## Material for this exercise:
--- Start ---

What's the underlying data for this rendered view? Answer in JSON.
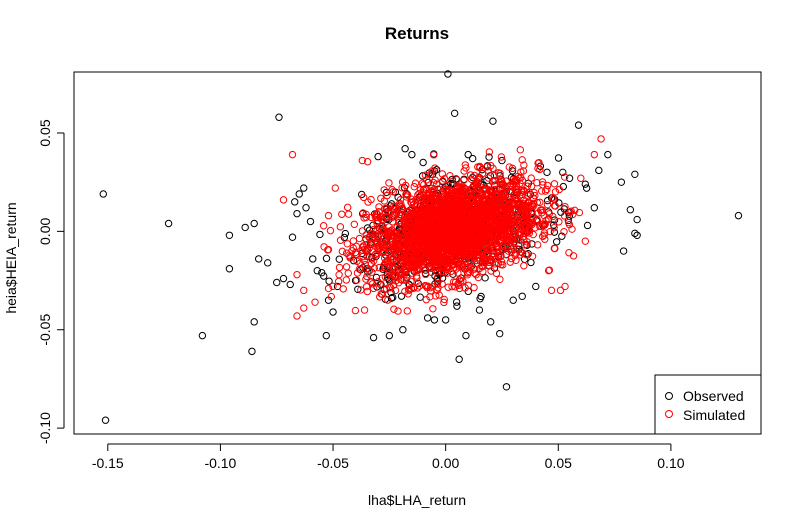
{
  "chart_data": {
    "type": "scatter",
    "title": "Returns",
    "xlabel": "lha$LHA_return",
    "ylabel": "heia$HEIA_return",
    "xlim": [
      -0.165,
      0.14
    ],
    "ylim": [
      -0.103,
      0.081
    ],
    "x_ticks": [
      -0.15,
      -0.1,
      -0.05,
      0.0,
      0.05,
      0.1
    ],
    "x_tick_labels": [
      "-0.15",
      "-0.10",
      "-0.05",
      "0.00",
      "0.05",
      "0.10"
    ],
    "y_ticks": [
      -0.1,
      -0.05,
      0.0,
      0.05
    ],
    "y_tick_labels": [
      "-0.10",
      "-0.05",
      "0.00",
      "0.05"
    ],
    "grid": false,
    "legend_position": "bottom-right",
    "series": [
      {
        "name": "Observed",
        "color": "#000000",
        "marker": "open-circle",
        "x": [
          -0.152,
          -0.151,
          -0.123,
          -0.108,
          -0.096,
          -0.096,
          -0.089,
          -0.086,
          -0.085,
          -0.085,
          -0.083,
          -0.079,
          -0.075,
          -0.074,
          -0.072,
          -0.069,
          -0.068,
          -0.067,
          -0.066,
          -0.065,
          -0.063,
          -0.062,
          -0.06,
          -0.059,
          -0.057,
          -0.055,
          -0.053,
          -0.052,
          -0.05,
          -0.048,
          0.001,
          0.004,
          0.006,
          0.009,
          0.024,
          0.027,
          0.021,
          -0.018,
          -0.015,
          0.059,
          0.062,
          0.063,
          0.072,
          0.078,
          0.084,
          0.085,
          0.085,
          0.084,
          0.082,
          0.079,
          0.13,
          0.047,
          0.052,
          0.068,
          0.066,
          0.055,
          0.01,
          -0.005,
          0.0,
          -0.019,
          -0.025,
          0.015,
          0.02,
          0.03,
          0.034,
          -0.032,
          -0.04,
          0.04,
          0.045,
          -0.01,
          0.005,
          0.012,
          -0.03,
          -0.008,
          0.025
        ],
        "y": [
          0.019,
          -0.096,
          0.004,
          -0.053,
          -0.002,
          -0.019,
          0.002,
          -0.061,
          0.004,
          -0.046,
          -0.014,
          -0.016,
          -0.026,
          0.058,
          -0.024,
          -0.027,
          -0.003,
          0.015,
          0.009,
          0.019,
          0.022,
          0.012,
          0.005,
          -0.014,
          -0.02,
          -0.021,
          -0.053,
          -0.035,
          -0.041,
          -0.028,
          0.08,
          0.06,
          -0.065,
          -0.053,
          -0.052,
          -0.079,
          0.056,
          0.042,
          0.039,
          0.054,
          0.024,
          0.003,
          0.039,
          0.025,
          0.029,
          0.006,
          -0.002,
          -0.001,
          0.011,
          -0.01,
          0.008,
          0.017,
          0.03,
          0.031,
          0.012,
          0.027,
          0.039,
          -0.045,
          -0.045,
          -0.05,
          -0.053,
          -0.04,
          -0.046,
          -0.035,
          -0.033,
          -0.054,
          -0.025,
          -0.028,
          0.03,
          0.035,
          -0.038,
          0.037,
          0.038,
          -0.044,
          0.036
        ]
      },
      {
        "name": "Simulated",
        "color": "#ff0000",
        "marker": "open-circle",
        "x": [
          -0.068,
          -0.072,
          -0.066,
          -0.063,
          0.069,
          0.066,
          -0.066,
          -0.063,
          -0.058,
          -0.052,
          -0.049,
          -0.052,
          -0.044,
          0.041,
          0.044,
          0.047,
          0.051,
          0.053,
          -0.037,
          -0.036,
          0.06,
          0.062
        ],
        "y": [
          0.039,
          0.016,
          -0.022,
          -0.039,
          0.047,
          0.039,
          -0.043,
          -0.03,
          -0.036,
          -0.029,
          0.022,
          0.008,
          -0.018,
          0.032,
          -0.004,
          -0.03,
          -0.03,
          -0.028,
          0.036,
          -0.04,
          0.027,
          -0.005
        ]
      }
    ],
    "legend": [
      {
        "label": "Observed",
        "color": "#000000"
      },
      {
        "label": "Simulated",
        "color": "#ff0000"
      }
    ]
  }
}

--- End ---

## Task details:
Gather all lines from the records above in which "color" appears.

## Exercise output:
        "color": "#000000",
        "color": "#ff0000",
        "color": "#000000"
        "color": "#ff0000"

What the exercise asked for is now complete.